=== WHAT IS REQUIRED ===
Every record should be written out exactly, with the pictures left out.

=== DATASET RECORDS ===
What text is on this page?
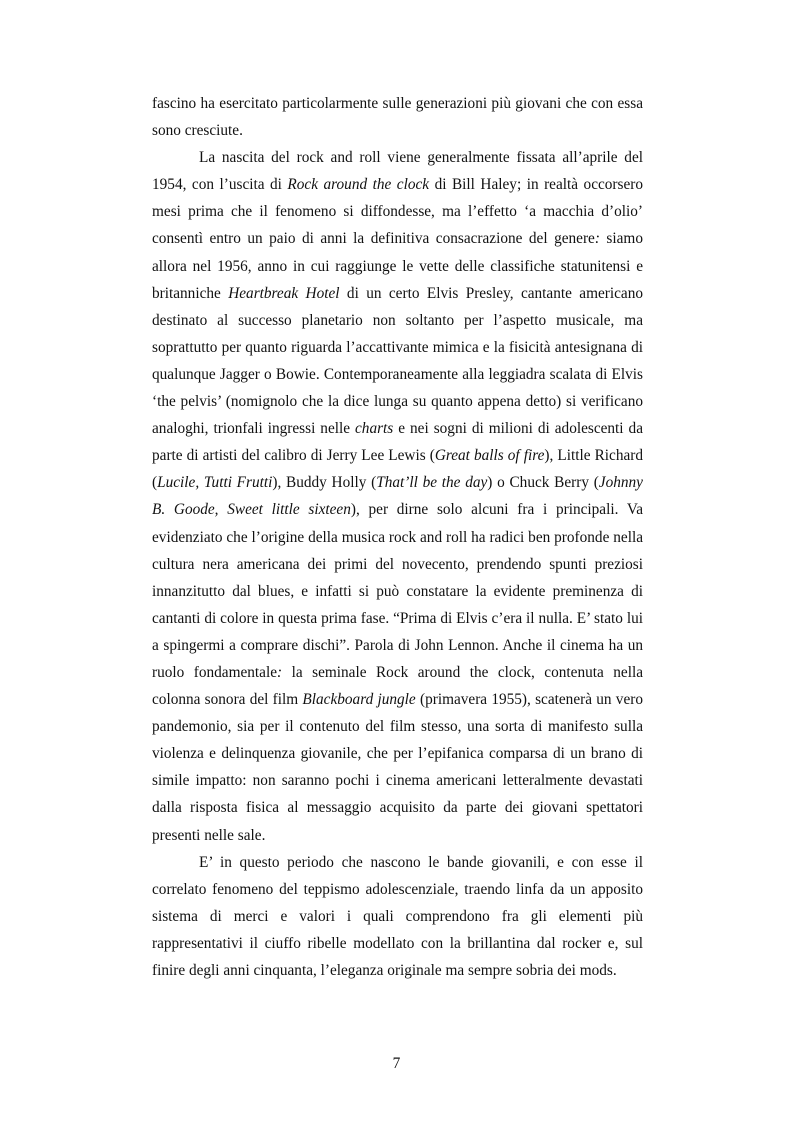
fascino ha esercitato particolarmente sulle generazioni più giovani che con essa sono cresciute.

La nascita del rock and roll viene generalmente fissata all’aprile del 1954, con l’uscita di Rock around the clock di Bill Haley; in realtà occorsero mesi prima che il fenomeno si diffondesse, ma l’effetto ‘a macchia d’olio’ consentì entro un paio di anni la definitiva consacrazione del genere: siamo allora nel 1956, anno in cui raggiunge le vette delle classifiche statunitensi e britanniche Heartbreak Hotel di un certo Elvis Presley, cantante americano destinato al successo planetario non soltanto per l’aspetto musicale, ma soprattutto per quanto riguarda l’accattivante mimica e la fisicità antesignana di qualunque Jagger o Bowie. Contemporaneamente alla leggiadra scalata di Elvis ‘the pelvis’ (nomignolo che la dice lunga su quanto appena detto) si verificano analoghi, trionfali ingressi nelle charts e nei sogni di milioni di adolescenti da parte di artisti del calibro di Jerry Lee Lewis (Great balls of fire), Little Richard (Lucile, Tutti Frutti), Buddy Holly (That’ll be the day) o Chuck Berry (Johnny B. Goode, Sweet little sixteen), per dirne solo alcuni fra i principali. Va evidenziato che l’origine della musica rock and roll ha radici ben profonde nella cultura nera americana dei primi del novecento, prendendo spunti preziosi innanzitutto dal blues, e infatti si può constatare la evidente preminenza di cantanti di colore in questa prima fase. “Prima di Elvis c’era il nulla. E’ stato lui a spingermi a comprare dischi”. Parola di John Lennon. Anche il cinema ha un ruolo fondamentale: la seminale Rock around the clock, contenuta nella colonna sonora del film Blackboard jungle (primavera 1955), scatenerà un vero pandemonio, sia per il contenuto del film stesso, una sorta di manifesto sulla violenza e delinquenza giovanile, che per l’epifanica comparsa di un brano di simile impatto: non saranno pochi i cinema americani letteralmente devastati dalla risposta fisica al messaggio acquisito da parte dei giovani spettatori presenti nelle sale.

E’ in questo periodo che nascono le bande giovanili, e con esse il correlato fenomeno del teppismo adolescenziale, traendo linfa da un apposito sistema di merci e valori i quali comprendono fra gli elementi più rappresentativi il ciuffo ribelle modellato con la brillantina dal rocker e, sul finire degli anni cinquanta, l’eleganza originale ma sempre sobria dei mods.

7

=== CORRECT RESULT ===
What text is on this page?
fascino ha esercitato particolarmente sulle generazioni più giovani che con essa sono cresciute.

La nascita del rock and roll viene generalmente fissata all’aprile del 1954, con l’uscita di Rock around the clock di Bill Haley; in realtà occorsero mesi prima che il fenomeno si diffondesse, ma l’effetto ‘a macchia d’olio’ consentì entro un paio di anni la definitiva consacrazione del genere: siamo allora nel 1956, anno in cui raggiunge le vette delle classifiche statunitensi e britanniche Heartbreak Hotel di un certo Elvis Presley, cantante americano destinato al successo planetario non soltanto per l’aspetto musicale, ma soprattutto per quanto riguarda l’accattivante mimica e la fisicità antesignana di qualunque Jagger o Bowie. Contemporaneamente alla leggiadra scalata di Elvis ‘the pelvis’ (nomignolo che la dice lunga su quanto appena detto) si verificano analoghi, trionfali ingressi nelle charts e nei sogni di milioni di adolescenti da parte di artisti del calibro di Jerry Lee Lewis (Great balls of fire), Little Richard (Lucile, Tutti Frutti), Buddy Holly (That’ll be the day) o Chuck Berry (Johnny B. Goode, Sweet little sixteen), per dirne solo alcuni fra i principali. Va evidenziato che l’origine della musica rock and roll ha radici ben profonde nella cultura nera americana dei primi del novecento, prendendo spunti preziosi innanzitutto dal blues, e infatti si può constatare la evidente preminenza di cantanti di colore in questa prima fase. “Prima di Elvis c’era il nulla. E’ stato lui a spingermi a comprare dischi”. Parola di John Lennon. Anche il cinema ha un ruolo fondamentale: la seminale Rock around the clock, contenuta nella colonna sonora del film Blackboard jungle (primavera 1955), scatenerà un vero pandemonio, sia per il contenuto del film stesso, una sorta di manifesto sulla violenza e delinquenza giovanile, che per l’epifanica comparsa di un brano di simile impatto: non saranno pochi i cinema americani letteralmente devastati dalla risposta fisica al messaggio acquisito da parte dei giovani spettatori presenti nelle sale.

E’ in questo periodo che nascono le bande giovanili, e con esse il correlato fenomeno del teppismo adolescenziale, traendo linfa da un apposito sistema di merci e valori i quali comprendono fra gli elementi più rappresentativi il ciuffo ribelle modellato con la brillantina dal rocker e, sul finire degli anni cinquanta, l’eleganza originale ma sempre sobria dei mods.

7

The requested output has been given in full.